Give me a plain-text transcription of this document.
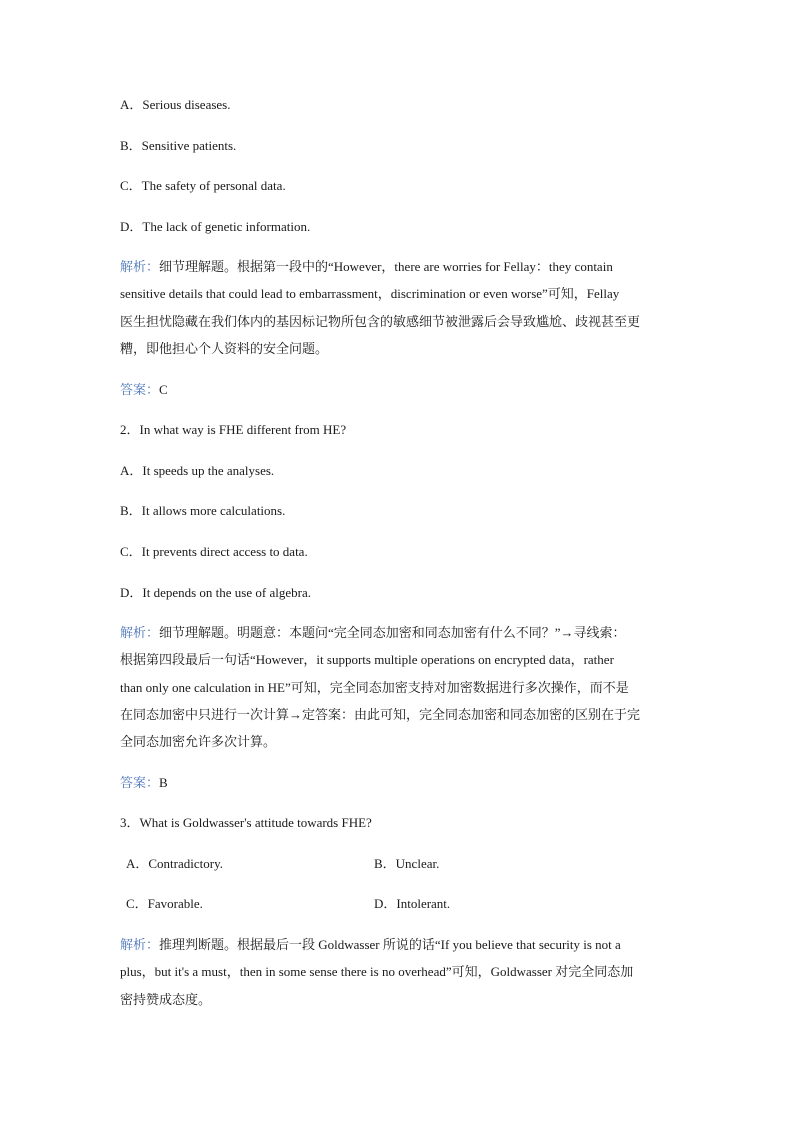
A．Serious diseases.
B．Sensitive patients.
C．The safety of personal data.
D．The lack of genetic information.
解析：细节理解题。根据第一段中的“However，there are worries for Fellay：they contain
sensitive details that could lead to embarrassment，discrimination or even worse”可知，Fellay
医生担忧隐藏在我们体内的基因标记物所包含的敏感细节被泄露后会导致尴尬、歧视甚至更
糟，即他担心个人资料的安全问题。
答案：C
2．In what way is FHE different from HE?
A．It speeds up the analyses.
B．It allows more calculations.
C．It prevents direct access to data.
D．It depends on the use of algebra.
解析：细节理解题。明题意：本题问“完全同态加密和同态加密有什么不同？”→寻线索：
根据第四段最后一句话“However，it supports multiple operations on encrypted data，rather
than only one calculation in HE”可知，完全同态加密支持对加密数据进行多次操作，而不是
在同态加密中只进行一次计算→定答案：由此可知，完全同态加密和同态加密的区别在于完
全同态加密允许多次计算。
答案：B
3．What is Goldwasser's attitude towards FHE?
A．Contradictory.	B．Unclear.
C．Favorable.	D．Intolerant.
解析：推理判断题。根据最后一段 Goldwasser 所说的话“If you believe that security is not a
plus，but it's a must，then in some sense there is no overhead”可知，Goldwasser 对完全同态加
密持赞成态度。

- - - - -

Please retype every record exactly, leaving the pictures out.

Give me a plain-text transcription of this document.
A．Serious diseases.
B．Sensitive patients.
C．The safety of personal data.
D．The lack of genetic information.
解析：细节理解题。根据第一段中的“However，there are worries for Fellay：they contain
sensitive details that could lead to embarrassment，discrimination or even worse”可知，Fellay
医生担忧隐藏在我们体内的基因标记物所包含的敏感细节被泄露后会导致尴尬、歧视甚至更
糟，即他担心个人资料的安全问题。
答案：C
2．In what way is FHE different from HE?
A．It speeds up the analyses.
B．It allows more calculations.
C．It prevents direct access to data.
D．It depends on the use of algebra.
解析：细节理解题。明题意：本题问“完全同态加密和同态加密有什么不同？”→寻线索：
根据第四段最后一句话“However，it supports multiple operations on encrypted data，rather
than only one calculation in HE”可知，完全同态加密支持对加密数据进行多次操作，而不是
在同态加密中只进行一次计算→定答案：由此可知，完全同态加密和同态加密的区别在于完
全同态加密允许多次计算。
答案：B
3．What is Goldwasser's attitude towards FHE?
A．Contradictory.	B．Unclear.
C．Favorable.	D．Intolerant.
解析：推理判断题。根据最后一段 Goldwasser 所说的话“If you believe that security is not a
plus，but it's a must，then in some sense there is no overhead”可知，Goldwasser 对完全同态加
密持赞成态度。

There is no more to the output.